Dataset records on visual material:
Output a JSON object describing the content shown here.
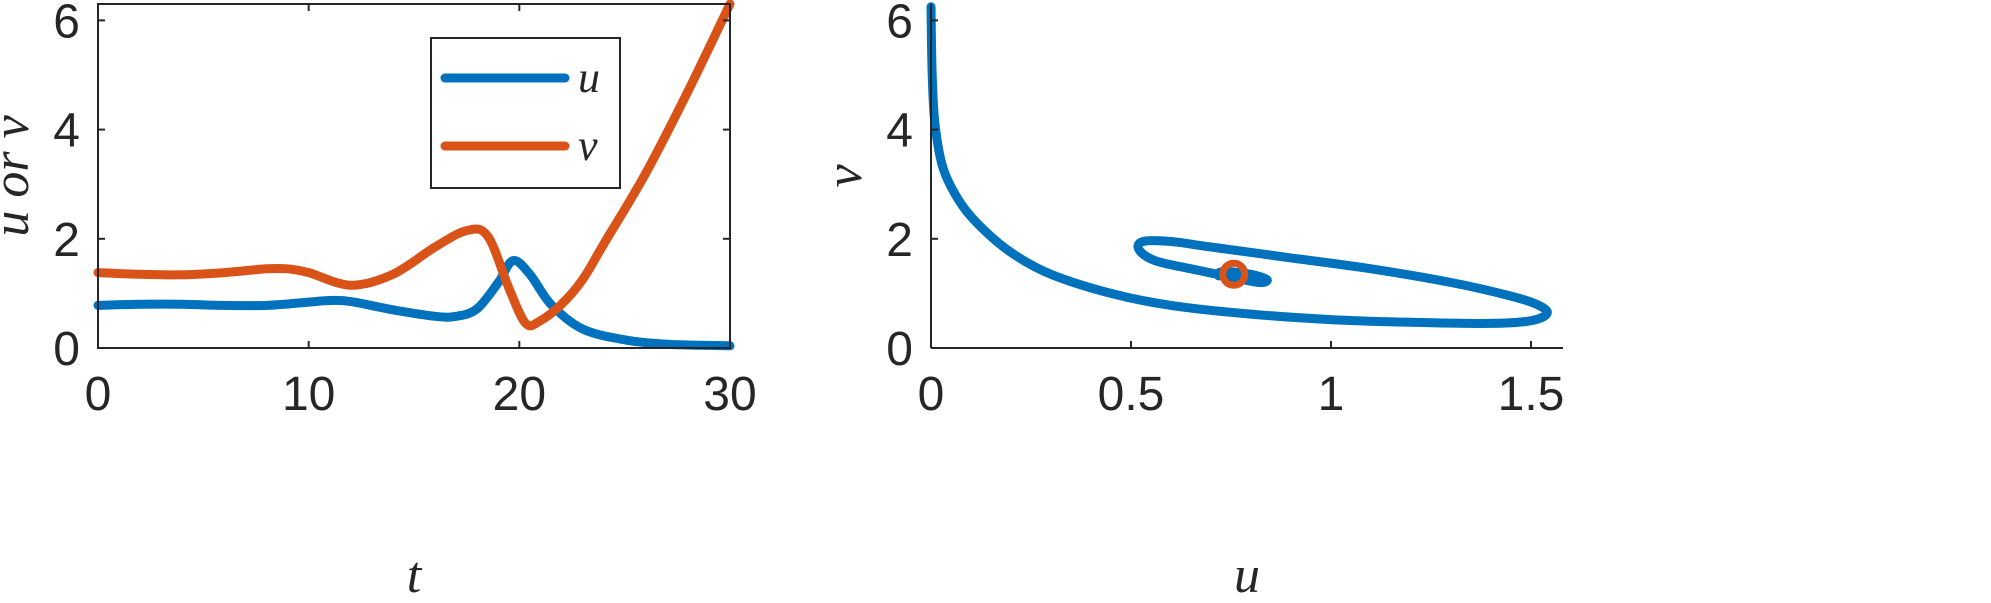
{
  "colors": {
    "u": "#0072BD",
    "v": "#D95319",
    "axis": "#262626"
  },
  "chart_data": [
    {
      "type": "line",
      "title": "",
      "xlabel": "t",
      "ylabel": "u or v",
      "xlim": [
        0,
        30
      ],
      "ylim": [
        0,
        6.3
      ],
      "xticks": [
        0,
        10,
        20,
        30
      ],
      "yticks": [
        0,
        2,
        4,
        6
      ],
      "legend": {
        "placement": "top-center",
        "entries": [
          "u",
          "v"
        ]
      },
      "series": [
        {
          "name": "u",
          "color": "#0072BD",
          "x": [
            0,
            2,
            4,
            6,
            8,
            10,
            11,
            12,
            14,
            16,
            17,
            18,
            19,
            19.7,
            20.5,
            21.5,
            23,
            25,
            27,
            30
          ],
          "y": [
            0.78,
            0.8,
            0.8,
            0.78,
            0.78,
            0.84,
            0.87,
            0.85,
            0.7,
            0.58,
            0.58,
            0.72,
            1.2,
            1.6,
            1.35,
            0.8,
            0.35,
            0.15,
            0.07,
            0.04
          ]
        },
        {
          "name": "v",
          "color": "#D95319",
          "x": [
            0,
            2,
            4,
            6,
            8,
            9,
            10,
            12,
            14,
            16,
            17.5,
            18.5,
            19.5,
            20.3,
            21,
            22,
            23,
            24,
            26,
            28,
            30
          ],
          "y": [
            1.38,
            1.35,
            1.34,
            1.38,
            1.45,
            1.45,
            1.38,
            1.15,
            1.35,
            1.85,
            2.15,
            2.05,
            1.1,
            0.45,
            0.5,
            0.8,
            1.25,
            1.9,
            3.2,
            4.7,
            6.3
          ]
        }
      ]
    },
    {
      "type": "line",
      "title": "",
      "xlabel": "u",
      "ylabel": "v",
      "xlim": [
        0,
        1.58
      ],
      "ylim": [
        0,
        6.3
      ],
      "xticks": [
        0,
        0.5,
        1,
        1.5
      ],
      "xtick_labels": [
        "0",
        "0.5",
        "1",
        "1.5"
      ],
      "yticks": [
        0,
        2,
        4,
        6
      ],
      "series": [
        {
          "name": "",
          "color": "#0072BD",
          "x": [
            0.0,
            0.003,
            0.01,
            0.03,
            0.07,
            0.12,
            0.2,
            0.3,
            0.45,
            0.6,
            0.8,
            1.0,
            1.2,
            1.4,
            1.5,
            1.54,
            1.52,
            1.45,
            1.3,
            1.1,
            0.9,
            0.7,
            0.6,
            0.53,
            0.52,
            0.56,
            0.65,
            0.75,
            0.82,
            0.84,
            0.8,
            0.73,
            0.72,
            0.76
          ],
          "y": [
            6.25,
            5.0,
            4.1,
            3.3,
            2.7,
            2.25,
            1.75,
            1.35,
            1.0,
            0.78,
            0.62,
            0.52,
            0.47,
            0.45,
            0.5,
            0.63,
            0.78,
            0.95,
            1.2,
            1.45,
            1.65,
            1.85,
            1.95,
            1.95,
            1.8,
            1.6,
            1.45,
            1.3,
            1.2,
            1.25,
            1.35,
            1.4,
            1.32,
            1.35
          ]
        }
      ],
      "markers": [
        {
          "x": 0.757,
          "y": 1.35,
          "color": "#D95319",
          "inner": "#0072BD"
        }
      ]
    }
  ]
}
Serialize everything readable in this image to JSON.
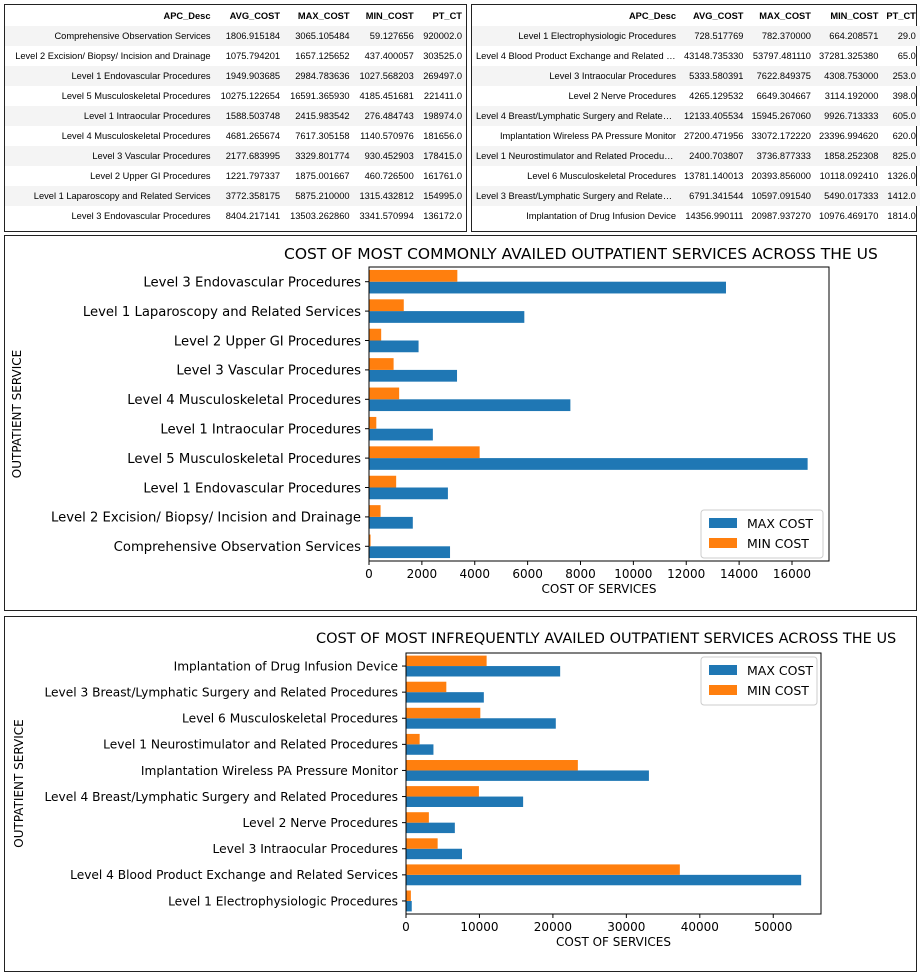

Required work:
Without the pictures, write out the whole listing above exactly as it appears.

Final answer:
Output a JSON object describing the content shown here.
{
  "colors": {
    "u": "#0072BD",
    "v": "#D95319",
    "axis": "#262626"
  },
  "chart_data": [
    {
      "type": "line",
      "title": "",
      "xlabel": "t",
      "ylabel": "u or v",
      "xlim": [
        0,
        30
      ],
      "ylim": [
        0,
        6.3
      ],
      "xticks": [
        0,
        10,
        20,
        30
      ],
      "yticks": [
        0,
        2,
        4,
        6
      ],
      "legend": {
        "placement": "top-center",
        "entries": [
          "u",
          "v"
        ]
      },
      "series": [
        {
          "name": "u",
          "color": "#0072BD",
          "x": [
            0,
            2,
            4,
            6,
            8,
            10,
            11,
            12,
            14,
            16,
            17,
            18,
            19,
            19.7,
            20.5,
            21.5,
            23,
            25,
            27,
            30
          ],
          "y": [
            0.78,
            0.8,
            0.8,
            0.78,
            0.78,
            0.84,
            0.87,
            0.85,
            0.7,
            0.58,
            0.58,
            0.72,
            1.2,
            1.6,
            1.35,
            0.8,
            0.35,
            0.15,
            0.07,
            0.04
          ]
        },
        {
          "name": "v",
          "color": "#D95319",
          "x": [
            0,
            2,
            4,
            6,
            8,
            9,
            10,
            12,
            14,
            16,
            17.5,
            18.5,
            19.5,
            20.3,
            21,
            22,
            23,
            24,
            26,
            28,
            30
          ],
          "y": [
            1.38,
            1.35,
            1.34,
            1.38,
            1.45,
            1.45,
            1.38,
            1.15,
            1.35,
            1.85,
            2.15,
            2.05,
            1.1,
            0.45,
            0.5,
            0.8,
            1.25,
            1.9,
            3.2,
            4.7,
            6.3
          ]
        }
      ]
    },
    {
      "type": "line",
      "title": "",
      "xlabel": "u",
      "ylabel": "v",
      "xlim": [
        0,
        1.58
      ],
      "ylim": [
        0,
        6.3
      ],
      "xticks": [
        0,
        0.5,
        1,
        1.5
      ],
      "xtick_labels": [
        "0",
        "0.5",
        "1",
        "1.5"
      ],
      "yticks": [
        0,
        2,
        4,
        6
      ],
      "series": [
        {
          "name": "",
          "color": "#0072BD",
          "x": [
            0.0,
            0.003,
            0.01,
            0.03,
            0.07,
            0.12,
            0.2,
            0.3,
            0.45,
            0.6,
            0.8,
            1.0,
            1.2,
            1.4,
            1.5,
            1.54,
            1.52,
            1.45,
            1.3,
            1.1,
            0.9,
            0.7,
            0.6,
            0.53,
            0.52,
            0.56,
            0.65,
            0.75,
            0.82,
            0.84,
            0.8,
            0.73,
            0.72,
            0.76
          ],
          "y": [
            6.25,
            5.0,
            4.1,
            3.3,
            2.7,
            2.25,
            1.75,
            1.35,
            1.0,
            0.78,
            0.62,
            0.52,
            0.47,
            0.45,
            0.5,
            0.63,
            0.78,
            0.95,
            1.2,
            1.45,
            1.65,
            1.85,
            1.95,
            1.95,
            1.8,
            1.6,
            1.45,
            1.3,
            1.2,
            1.25,
            1.35,
            1.4,
            1.32,
            1.35
          ]
        }
      ],
      "markers": [
        {
          "x": 0.757,
          "y": 1.35,
          "color": "#D95319",
          "inner": "#0072BD"
        }
      ]
    }
  ]
}
Serialize everything readable in this image to JSON.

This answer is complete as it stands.